## REQUIRED WORK
In your copy, reproduce the entries exactly as they are, minus the images.

Start EXTRACTED INFORMATION

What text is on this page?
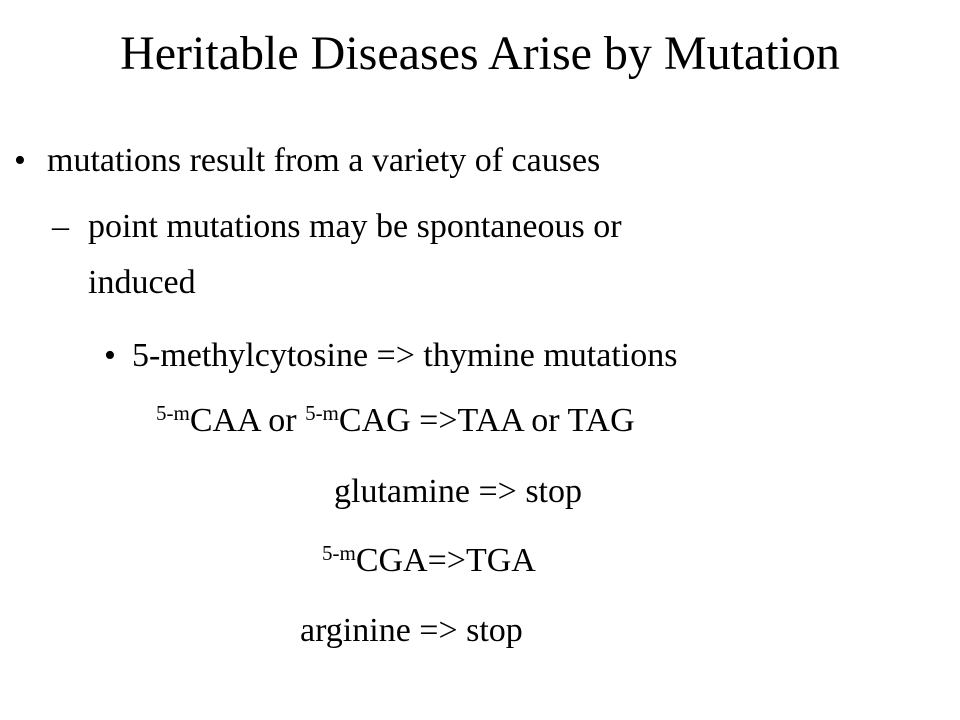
Heritable Diseases Arise by Mutation
• mutations result from a variety of causes
– point mutations may be spontaneous or
induced
• 5-methylcytosine => thymine mutations
$^{5-m}$CAA or $^{5-m}$CAG =>TAA or TAG
glutamine => stop
$^{5-m}$CGA=>TGA
arginine => stop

End EXTRACTED INFORMATION

## TASK SOLUTION
What text is on this page?
Heritable Diseases Arise by Mutation
• mutations result from a variety of causes
– point mutations may be spontaneous or
induced
• 5-methylcytosine => thymine mutations
$^{5-m}$CAA or $^{5-m}$CAG =>TAA or TAG
glutamine => stop
$^{5-m}$CGA=>TGA
arginine => stop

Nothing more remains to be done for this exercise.